──────── Supplied records
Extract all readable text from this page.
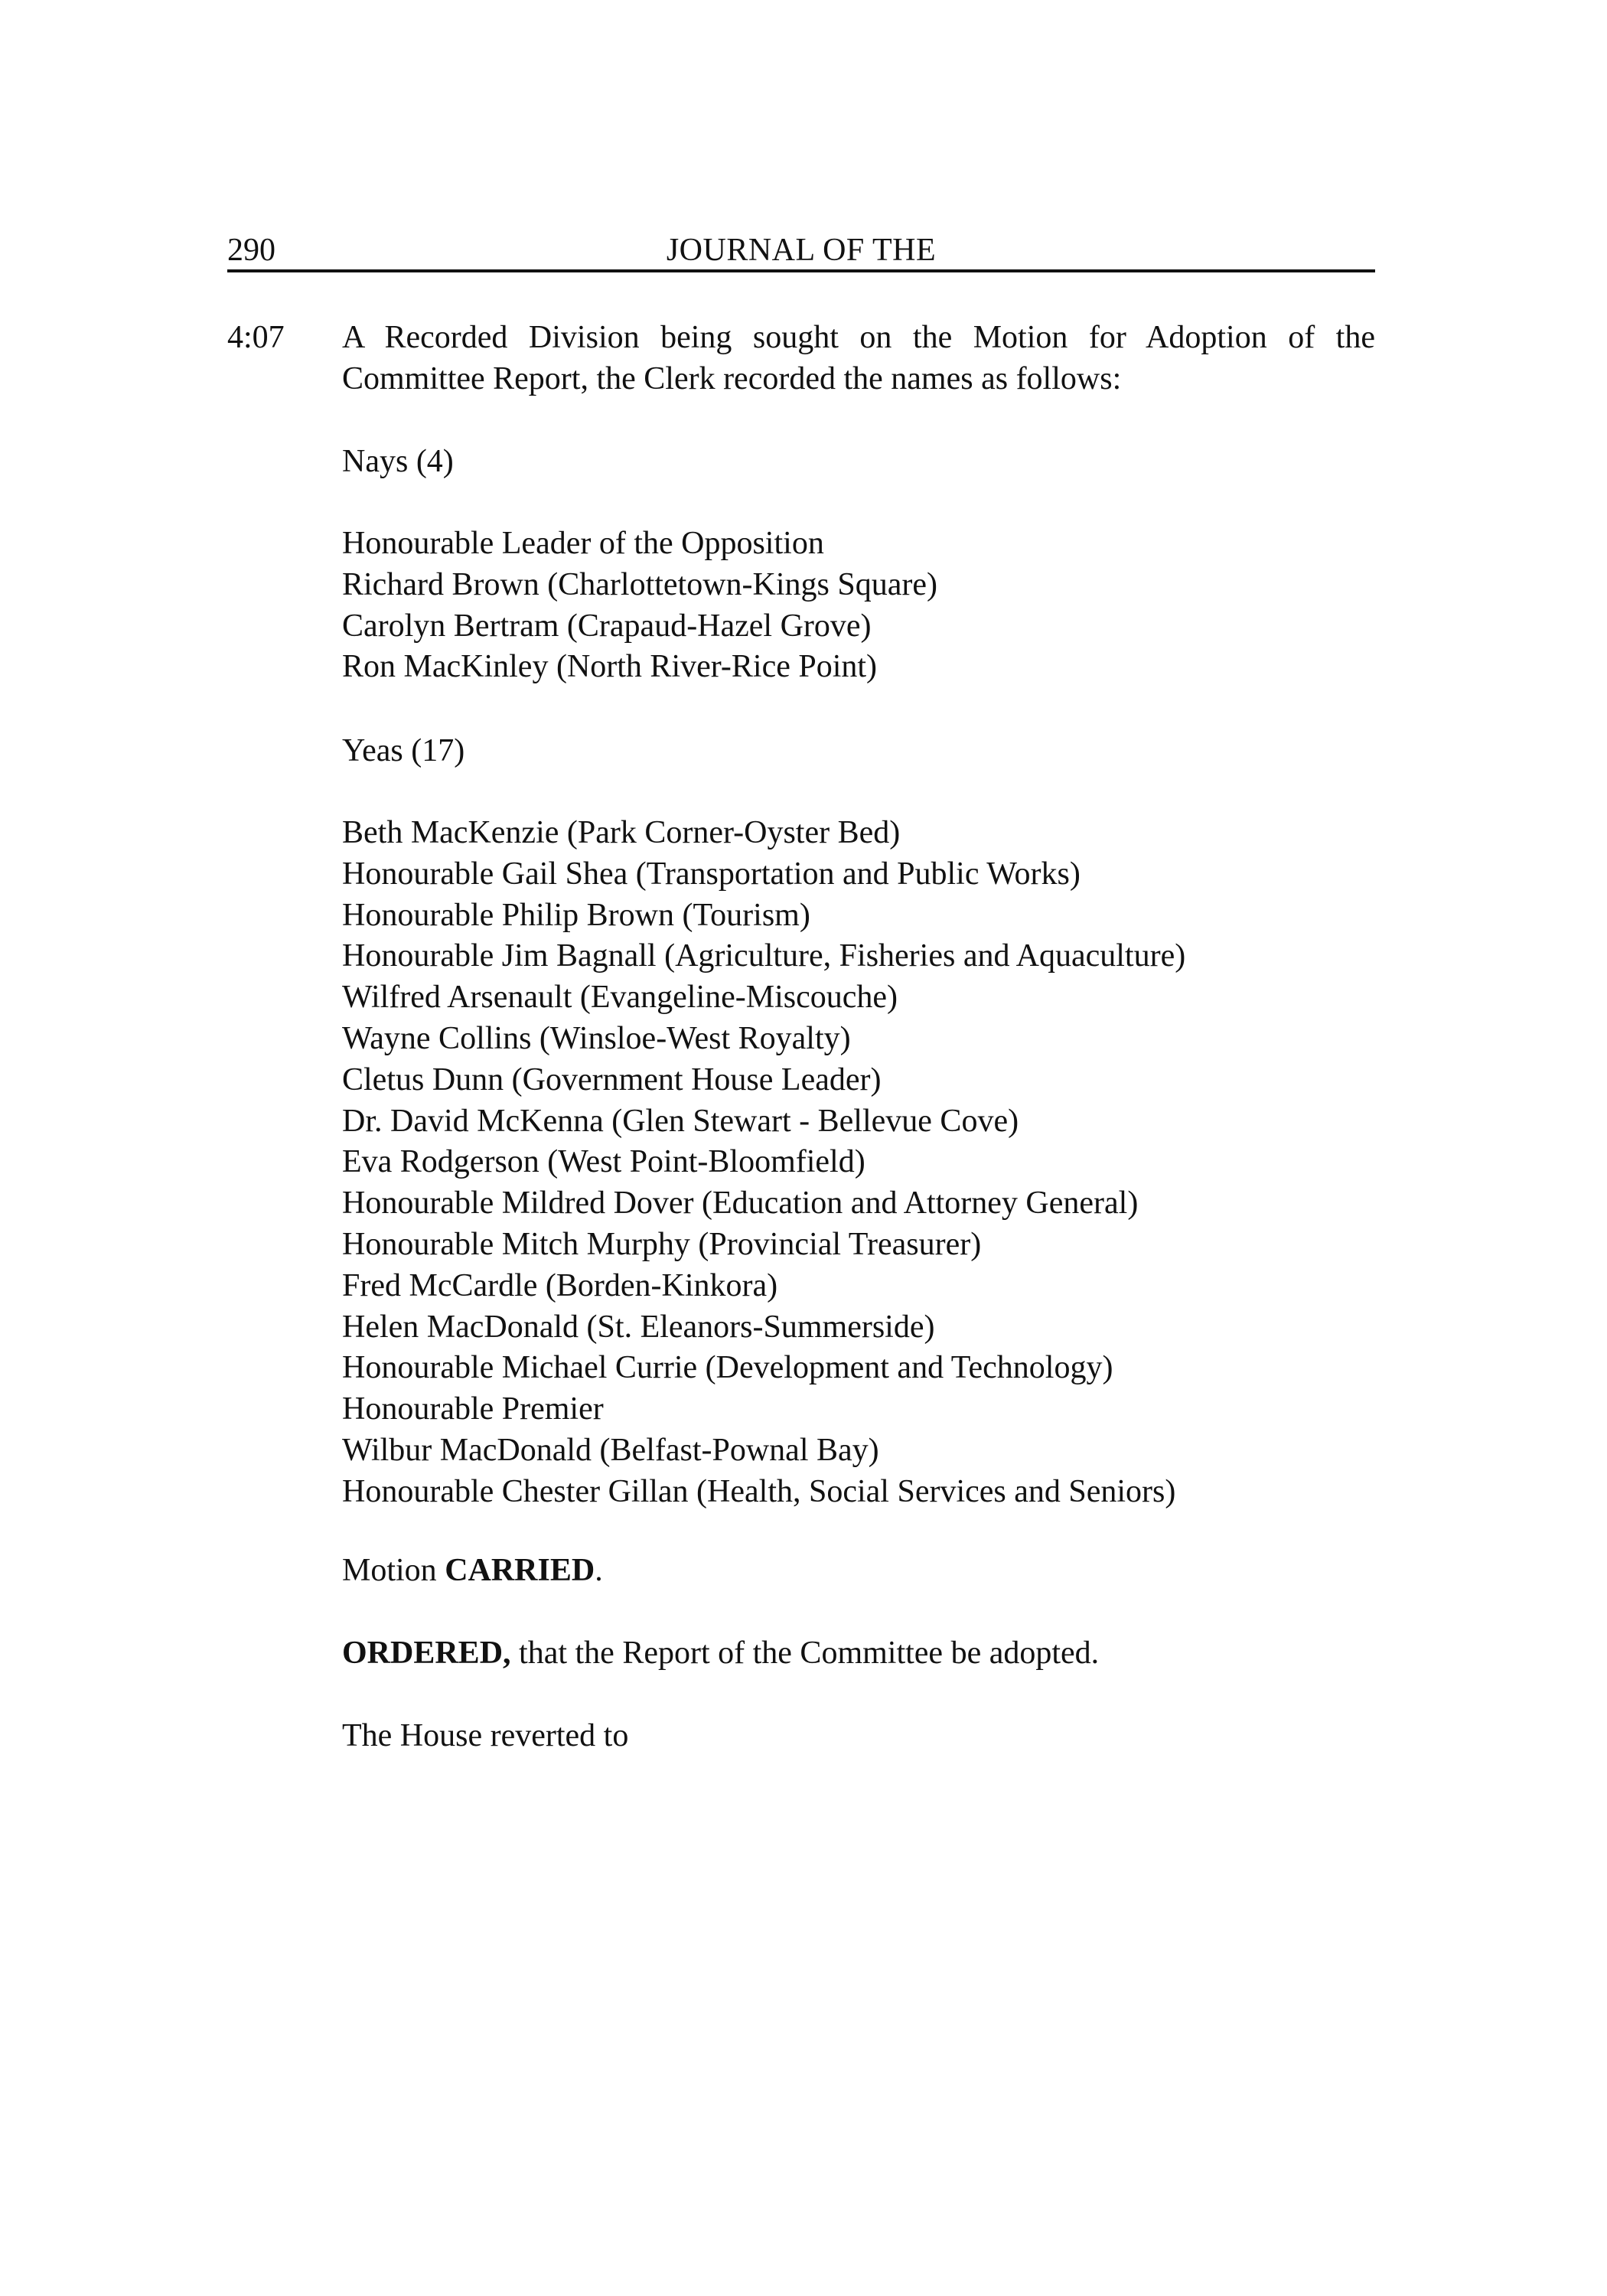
290	JOURNAL OF THE
4:07 A Recorded Division being sought on the Motion for Adoption of the
Committee Report, the Clerk recorded the names as follows:
Nays (4)
Honourable Leader of the Opposition
Richard Brown (Charlottetown-Kings Square)
Carolyn Bertram (Crapaud-Hazel Grove)
Ron MacKinley (North River-Rice Point)
Yeas (17)
Beth MacKenzie (Park Corner-Oyster Bed)
Honourable Gail Shea (Transportation and Public Works)
Honourable Philip Brown (Tourism)
Honourable Jim Bagnall (Agriculture, Fisheries and Aquaculture)
Wilfred Arsenault (Evangeline-Miscouche)
Wayne Collins (Winsloe-West Royalty)
Cletus Dunn (Government House Leader)
Dr. David McKenna (Glen Stewart - Bellevue Cove)
Eva Rodgerson (West Point-Bloomfield)
Honourable Mildred Dover (Education and Attorney General)
Honourable Mitch Murphy (Provincial Treasurer)
Fred McCardle (Borden-Kinkora)
Helen MacDonald (St. Eleanors-Summerside)
Honourable Michael Currie (Development and Technology)
Honourable Premier
Wilbur MacDonald (Belfast-Pownal Bay)
Honourable Chester Gillan (Health, Social Services and Seniors)
Motion CARRIED.
ORDERED, that the Report of the Committee be adopted.
The House reverted to
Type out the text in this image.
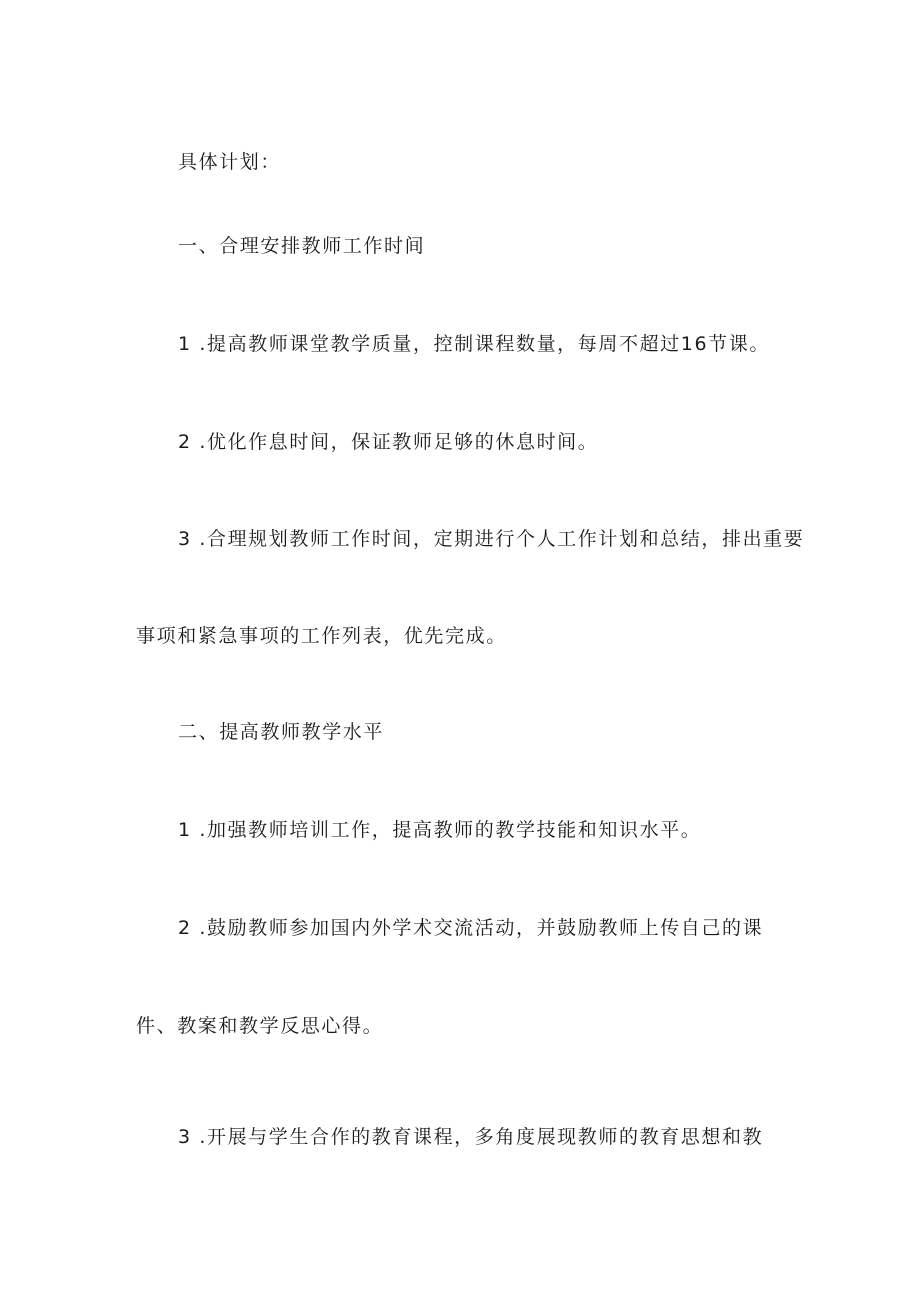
具体计划：
一、合理安排教师工作时间
1 .提高教师课堂教学质量，控制课程数量，每周不超过16节课。
2 .优化作息时间，保证教师足够的休息时间。
3 .合理规划教师工作时间，定期进行个人工作计划和总结，排出重要
事项和紧急事项的工作列表，优先完成。
二、提高教师教学水平
1 .加强教师培训工作，提高教师的教学技能和知识水平。
2 .鼓励教师参加国内外学术交流活动，并鼓励教师上传自己的课
件、教案和教学反思心得。
3 .开展与学生合作的教育课程，多角度展现教师的教育思想和教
────────────────
Your goal:
Looking at the listing above, how many of its lines contain the string "MacDonald"? Give the number alone.

Task result:
2